## Problem details
Find the string "Bestandsware" in the records. Copy every line it appears in.

-------- Rows

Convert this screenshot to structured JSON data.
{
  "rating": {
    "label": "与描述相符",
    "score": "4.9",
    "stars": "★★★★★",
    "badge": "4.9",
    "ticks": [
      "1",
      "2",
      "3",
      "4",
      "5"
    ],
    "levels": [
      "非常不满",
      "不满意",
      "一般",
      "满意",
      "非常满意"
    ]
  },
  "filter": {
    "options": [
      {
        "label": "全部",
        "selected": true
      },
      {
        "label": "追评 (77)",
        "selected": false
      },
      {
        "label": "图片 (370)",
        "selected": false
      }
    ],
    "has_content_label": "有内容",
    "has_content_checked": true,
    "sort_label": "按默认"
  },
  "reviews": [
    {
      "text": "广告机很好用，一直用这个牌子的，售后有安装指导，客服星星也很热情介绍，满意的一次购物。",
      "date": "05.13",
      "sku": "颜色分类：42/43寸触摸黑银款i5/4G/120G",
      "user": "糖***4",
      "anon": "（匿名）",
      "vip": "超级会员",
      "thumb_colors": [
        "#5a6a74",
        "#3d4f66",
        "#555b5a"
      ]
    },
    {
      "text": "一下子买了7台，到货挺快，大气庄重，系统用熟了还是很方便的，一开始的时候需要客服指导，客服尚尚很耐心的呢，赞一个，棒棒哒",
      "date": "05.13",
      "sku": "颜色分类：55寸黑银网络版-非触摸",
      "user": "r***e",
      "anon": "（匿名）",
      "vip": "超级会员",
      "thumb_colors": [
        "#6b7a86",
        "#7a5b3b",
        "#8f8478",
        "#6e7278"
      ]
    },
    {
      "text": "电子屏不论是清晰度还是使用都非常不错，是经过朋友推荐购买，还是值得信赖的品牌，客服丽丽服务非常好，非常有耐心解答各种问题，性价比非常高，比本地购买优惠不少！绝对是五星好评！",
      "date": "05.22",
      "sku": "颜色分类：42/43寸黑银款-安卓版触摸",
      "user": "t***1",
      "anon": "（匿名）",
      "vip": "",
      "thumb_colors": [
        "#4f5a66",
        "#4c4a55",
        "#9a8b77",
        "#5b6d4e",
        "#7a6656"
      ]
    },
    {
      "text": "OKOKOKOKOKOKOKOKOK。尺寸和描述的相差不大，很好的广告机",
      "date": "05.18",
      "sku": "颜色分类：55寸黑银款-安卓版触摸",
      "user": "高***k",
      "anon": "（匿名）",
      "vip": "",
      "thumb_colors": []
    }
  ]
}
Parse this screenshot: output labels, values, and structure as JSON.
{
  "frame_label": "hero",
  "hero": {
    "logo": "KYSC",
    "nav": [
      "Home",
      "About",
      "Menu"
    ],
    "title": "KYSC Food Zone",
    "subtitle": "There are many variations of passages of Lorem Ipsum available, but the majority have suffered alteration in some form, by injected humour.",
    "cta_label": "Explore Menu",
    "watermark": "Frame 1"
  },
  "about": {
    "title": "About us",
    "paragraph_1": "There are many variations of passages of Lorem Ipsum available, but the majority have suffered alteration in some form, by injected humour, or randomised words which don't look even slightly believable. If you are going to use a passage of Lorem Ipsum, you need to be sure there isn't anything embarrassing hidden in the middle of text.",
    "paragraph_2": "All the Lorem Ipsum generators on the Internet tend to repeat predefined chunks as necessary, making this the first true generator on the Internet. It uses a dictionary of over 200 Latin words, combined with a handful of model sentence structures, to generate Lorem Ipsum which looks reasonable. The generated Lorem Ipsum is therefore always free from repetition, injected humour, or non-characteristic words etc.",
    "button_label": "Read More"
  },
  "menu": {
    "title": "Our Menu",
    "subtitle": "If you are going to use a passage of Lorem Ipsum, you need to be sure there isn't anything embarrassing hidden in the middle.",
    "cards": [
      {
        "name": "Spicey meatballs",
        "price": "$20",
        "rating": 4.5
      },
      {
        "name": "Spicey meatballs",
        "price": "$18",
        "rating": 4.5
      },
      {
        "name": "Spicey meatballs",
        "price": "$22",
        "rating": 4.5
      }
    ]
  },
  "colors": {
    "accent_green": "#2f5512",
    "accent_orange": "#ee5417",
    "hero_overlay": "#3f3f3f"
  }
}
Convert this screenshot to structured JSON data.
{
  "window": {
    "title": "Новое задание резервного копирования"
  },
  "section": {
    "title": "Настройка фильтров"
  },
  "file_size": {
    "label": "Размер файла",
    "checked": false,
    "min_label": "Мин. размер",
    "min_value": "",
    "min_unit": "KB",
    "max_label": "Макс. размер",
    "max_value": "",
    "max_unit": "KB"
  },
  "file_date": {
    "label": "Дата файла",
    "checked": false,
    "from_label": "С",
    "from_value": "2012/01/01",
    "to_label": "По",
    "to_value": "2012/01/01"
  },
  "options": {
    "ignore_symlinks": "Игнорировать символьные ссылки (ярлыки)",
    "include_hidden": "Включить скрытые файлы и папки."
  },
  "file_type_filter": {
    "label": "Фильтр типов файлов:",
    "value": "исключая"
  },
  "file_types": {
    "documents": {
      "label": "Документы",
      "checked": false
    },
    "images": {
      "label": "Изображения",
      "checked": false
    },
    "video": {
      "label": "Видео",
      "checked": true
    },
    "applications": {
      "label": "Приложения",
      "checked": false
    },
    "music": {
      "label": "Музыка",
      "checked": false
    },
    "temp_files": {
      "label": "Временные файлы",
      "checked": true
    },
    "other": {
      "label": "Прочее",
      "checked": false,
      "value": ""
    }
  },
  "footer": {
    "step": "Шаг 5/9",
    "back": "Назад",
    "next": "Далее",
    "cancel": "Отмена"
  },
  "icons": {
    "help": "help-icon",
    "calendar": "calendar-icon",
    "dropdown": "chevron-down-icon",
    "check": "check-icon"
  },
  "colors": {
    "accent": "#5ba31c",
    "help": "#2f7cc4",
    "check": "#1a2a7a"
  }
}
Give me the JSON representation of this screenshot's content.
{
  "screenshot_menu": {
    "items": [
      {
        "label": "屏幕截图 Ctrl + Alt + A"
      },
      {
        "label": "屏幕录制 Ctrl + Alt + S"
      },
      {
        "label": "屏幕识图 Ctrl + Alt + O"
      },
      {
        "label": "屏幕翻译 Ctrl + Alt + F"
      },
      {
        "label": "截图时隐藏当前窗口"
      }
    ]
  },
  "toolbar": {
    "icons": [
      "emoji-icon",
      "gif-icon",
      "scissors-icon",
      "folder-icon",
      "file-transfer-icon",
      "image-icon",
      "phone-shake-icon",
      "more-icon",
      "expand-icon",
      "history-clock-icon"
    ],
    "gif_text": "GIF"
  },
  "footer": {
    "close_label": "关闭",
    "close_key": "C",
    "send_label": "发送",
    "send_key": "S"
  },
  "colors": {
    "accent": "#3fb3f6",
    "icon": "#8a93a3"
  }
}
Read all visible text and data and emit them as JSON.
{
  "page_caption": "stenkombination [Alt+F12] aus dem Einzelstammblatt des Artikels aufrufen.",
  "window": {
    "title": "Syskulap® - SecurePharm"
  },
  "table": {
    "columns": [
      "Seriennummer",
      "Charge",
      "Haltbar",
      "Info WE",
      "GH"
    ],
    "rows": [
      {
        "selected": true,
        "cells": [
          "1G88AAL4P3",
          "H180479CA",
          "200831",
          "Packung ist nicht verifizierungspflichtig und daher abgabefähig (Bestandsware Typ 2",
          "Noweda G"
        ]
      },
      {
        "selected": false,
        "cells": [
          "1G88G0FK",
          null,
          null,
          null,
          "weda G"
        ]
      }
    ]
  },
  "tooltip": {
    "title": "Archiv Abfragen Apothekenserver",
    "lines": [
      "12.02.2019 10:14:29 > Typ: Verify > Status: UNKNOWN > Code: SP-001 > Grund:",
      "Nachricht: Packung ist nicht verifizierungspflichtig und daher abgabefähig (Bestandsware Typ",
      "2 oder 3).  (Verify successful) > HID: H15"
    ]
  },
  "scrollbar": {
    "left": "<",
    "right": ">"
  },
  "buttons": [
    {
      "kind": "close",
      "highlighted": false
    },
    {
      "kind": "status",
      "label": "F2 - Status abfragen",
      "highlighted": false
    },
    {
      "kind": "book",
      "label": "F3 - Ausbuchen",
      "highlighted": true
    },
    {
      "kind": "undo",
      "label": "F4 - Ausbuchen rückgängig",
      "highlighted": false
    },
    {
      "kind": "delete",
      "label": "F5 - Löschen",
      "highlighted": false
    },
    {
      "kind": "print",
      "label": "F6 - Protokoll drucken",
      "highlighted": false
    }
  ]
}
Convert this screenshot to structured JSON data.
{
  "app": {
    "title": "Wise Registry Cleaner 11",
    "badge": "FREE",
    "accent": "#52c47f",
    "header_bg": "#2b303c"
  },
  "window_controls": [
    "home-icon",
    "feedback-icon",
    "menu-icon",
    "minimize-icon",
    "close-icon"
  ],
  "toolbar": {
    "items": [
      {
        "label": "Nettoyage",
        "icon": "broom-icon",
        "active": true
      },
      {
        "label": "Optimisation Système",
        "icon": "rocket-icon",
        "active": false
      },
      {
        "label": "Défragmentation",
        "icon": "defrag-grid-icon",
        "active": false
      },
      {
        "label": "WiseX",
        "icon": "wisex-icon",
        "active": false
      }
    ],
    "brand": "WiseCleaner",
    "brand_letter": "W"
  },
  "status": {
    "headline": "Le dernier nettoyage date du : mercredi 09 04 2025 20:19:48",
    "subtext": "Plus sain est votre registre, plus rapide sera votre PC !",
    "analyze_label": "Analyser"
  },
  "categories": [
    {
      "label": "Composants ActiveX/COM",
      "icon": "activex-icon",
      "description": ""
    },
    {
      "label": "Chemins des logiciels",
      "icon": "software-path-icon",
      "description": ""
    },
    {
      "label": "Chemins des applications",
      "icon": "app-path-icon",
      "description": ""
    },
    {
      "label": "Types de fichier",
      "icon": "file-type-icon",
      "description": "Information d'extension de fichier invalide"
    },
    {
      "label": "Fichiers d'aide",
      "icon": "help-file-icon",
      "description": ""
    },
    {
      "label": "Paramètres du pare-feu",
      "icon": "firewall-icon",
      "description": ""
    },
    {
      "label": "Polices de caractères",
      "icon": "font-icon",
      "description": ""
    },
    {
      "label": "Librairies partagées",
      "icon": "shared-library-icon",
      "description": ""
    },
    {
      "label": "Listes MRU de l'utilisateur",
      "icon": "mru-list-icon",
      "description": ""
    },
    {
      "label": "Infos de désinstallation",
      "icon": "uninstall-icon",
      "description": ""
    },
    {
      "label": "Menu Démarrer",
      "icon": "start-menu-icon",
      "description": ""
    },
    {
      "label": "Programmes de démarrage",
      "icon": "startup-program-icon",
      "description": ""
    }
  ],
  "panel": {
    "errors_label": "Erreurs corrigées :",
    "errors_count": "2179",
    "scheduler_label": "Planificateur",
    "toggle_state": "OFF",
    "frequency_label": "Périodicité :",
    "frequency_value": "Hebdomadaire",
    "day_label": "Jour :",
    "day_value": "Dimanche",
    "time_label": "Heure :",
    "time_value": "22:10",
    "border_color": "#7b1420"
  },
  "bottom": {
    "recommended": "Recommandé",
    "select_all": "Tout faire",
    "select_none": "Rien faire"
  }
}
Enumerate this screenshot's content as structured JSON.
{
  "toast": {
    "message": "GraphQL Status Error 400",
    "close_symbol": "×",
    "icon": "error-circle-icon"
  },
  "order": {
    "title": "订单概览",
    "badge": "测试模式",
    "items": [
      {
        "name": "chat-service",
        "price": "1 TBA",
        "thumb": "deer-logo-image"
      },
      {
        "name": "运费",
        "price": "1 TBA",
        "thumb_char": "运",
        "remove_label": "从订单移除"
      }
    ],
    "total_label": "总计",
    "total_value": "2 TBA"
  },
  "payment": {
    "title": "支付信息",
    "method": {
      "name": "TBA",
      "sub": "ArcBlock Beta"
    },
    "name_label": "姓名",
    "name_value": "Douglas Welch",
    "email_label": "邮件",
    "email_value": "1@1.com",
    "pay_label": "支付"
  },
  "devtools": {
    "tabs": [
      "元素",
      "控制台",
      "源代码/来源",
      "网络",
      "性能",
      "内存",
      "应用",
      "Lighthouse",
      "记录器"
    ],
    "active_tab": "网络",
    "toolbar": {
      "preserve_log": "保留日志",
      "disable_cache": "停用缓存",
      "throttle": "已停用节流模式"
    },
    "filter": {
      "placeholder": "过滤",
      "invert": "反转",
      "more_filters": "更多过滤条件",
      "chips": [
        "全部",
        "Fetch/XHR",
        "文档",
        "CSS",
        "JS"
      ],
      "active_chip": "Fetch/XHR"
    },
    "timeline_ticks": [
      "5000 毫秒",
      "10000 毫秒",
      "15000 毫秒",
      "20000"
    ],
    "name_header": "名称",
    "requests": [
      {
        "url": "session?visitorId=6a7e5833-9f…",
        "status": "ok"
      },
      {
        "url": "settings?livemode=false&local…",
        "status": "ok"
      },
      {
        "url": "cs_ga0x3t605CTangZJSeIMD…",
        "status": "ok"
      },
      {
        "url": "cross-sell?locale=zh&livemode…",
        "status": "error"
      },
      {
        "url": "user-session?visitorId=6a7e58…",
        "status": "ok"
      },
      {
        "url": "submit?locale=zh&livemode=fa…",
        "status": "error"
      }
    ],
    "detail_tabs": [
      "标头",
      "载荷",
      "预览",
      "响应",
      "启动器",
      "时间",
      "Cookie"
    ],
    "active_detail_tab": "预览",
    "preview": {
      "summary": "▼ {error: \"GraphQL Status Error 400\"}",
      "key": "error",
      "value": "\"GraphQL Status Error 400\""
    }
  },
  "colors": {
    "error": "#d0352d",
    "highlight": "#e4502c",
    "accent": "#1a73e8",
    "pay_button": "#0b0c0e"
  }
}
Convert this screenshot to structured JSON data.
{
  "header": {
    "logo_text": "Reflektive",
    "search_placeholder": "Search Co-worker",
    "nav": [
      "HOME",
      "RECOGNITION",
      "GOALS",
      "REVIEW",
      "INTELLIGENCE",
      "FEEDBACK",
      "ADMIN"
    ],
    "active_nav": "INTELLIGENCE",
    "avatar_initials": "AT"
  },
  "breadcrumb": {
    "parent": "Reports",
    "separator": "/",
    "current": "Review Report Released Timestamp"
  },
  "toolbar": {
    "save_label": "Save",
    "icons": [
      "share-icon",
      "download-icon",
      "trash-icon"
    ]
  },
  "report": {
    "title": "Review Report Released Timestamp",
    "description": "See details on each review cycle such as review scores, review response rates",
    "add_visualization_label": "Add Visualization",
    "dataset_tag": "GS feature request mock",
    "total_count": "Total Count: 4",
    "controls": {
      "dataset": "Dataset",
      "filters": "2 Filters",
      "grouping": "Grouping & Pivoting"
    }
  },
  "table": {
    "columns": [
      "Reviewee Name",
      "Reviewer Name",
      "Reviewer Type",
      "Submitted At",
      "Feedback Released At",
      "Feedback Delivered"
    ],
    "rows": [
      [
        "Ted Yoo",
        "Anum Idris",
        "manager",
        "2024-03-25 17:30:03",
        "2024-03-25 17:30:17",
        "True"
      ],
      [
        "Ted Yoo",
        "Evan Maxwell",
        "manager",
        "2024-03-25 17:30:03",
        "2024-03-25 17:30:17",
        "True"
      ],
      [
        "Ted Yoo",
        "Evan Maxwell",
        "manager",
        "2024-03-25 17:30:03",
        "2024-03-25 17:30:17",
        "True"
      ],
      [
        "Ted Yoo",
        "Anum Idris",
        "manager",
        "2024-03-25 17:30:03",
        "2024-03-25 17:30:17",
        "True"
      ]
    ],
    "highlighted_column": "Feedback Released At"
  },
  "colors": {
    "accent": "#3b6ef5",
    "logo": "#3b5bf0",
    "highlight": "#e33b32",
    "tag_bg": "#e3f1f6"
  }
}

----------------

## Problem solution
          "Packung ist nicht verifizierungspflichtig und daher abgabefähig (Bestandsware Typ 2",
      "Nachricht: Packung ist nicht verifizierungspflichtig und daher abgabefähig (Bestandsware Typ",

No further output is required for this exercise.